_Task brief_.
Write out the listing exactly as it is given.

_Record extracts_.
§

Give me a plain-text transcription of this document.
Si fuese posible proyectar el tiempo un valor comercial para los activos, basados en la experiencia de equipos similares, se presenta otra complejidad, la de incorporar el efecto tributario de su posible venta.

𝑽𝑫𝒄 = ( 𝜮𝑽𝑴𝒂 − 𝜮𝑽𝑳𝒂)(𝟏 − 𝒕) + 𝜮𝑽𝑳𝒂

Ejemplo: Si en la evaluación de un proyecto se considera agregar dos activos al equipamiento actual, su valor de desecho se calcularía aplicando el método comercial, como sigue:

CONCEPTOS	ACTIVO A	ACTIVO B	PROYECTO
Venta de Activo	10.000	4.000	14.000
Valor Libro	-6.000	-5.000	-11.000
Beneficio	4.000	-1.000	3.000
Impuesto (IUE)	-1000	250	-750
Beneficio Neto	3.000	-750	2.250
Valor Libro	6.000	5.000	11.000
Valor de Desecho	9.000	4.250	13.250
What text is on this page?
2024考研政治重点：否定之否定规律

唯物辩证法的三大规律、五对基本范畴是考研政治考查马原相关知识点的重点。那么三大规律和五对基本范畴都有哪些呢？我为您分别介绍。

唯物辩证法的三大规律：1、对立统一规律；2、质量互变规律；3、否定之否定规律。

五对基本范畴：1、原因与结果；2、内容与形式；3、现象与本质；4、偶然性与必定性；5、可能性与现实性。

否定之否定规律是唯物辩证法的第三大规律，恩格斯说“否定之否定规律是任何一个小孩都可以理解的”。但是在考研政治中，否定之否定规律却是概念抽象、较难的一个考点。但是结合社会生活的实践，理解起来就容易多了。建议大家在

§

_Task solution_.
Give me a plain-text transcription of this document.
Si fuese posible proyectar el tiempo un valor comercial para los activos, basados en la experiencia de equipos similares, se presenta otra complejidad, la de incorporar el efecto tributario de su posible venta.

𝑽𝑫𝒄 = ( 𝜮𝑽𝑴𝒂 − 𝜮𝑽𝑳𝒂)(𝟏 − 𝒕) + 𝜮𝑽𝑳𝒂

Ejemplo: Si en la evaluación de un proyecto se considera agregar dos activos al equipamiento actual, su valor de desecho se calcularía aplicando el método comercial, como sigue:

CONCEPTOS	ACTIVO A	ACTIVO B	PROYECTO
Venta de Activo	10.000	4.000	14.000
Valor Libro	-6.000	-5.000	-11.000
Beneficio	4.000	-1.000	3.000
Impuesto (IUE)	-1000	250	-750
Beneficio Neto	3.000	-750	2.250
Valor Libro	6.000	5.000	11.000
Valor de Desecho	9.000	4.250	13.250
What text is on this page?
2024考研政治重点：否定之否定规律

唯物辩证法的三大规律、五对基本范畴是考研政治考查马原相关知识点的重点。那么三大规律和五对基本范畴都有哪些呢？我为您分别介绍。

唯物辩证法的三大规律：1、对立统一规律；2、质量互变规律；3、否定之否定规律。

五对基本范畴：1、原因与结果；2、内容与形式；3、现象与本质；4、偶然性与必定性；5、可能性与现实性。

否定之否定规律是唯物辩证法的第三大规律，恩格斯说“否定之否定规律是任何一个小孩都可以理解的”。但是在考研政治中，否定之否定规律却是概念抽象、较难的一个考点。但是结合社会生活的实践，理解起来就容易多了。建议大家在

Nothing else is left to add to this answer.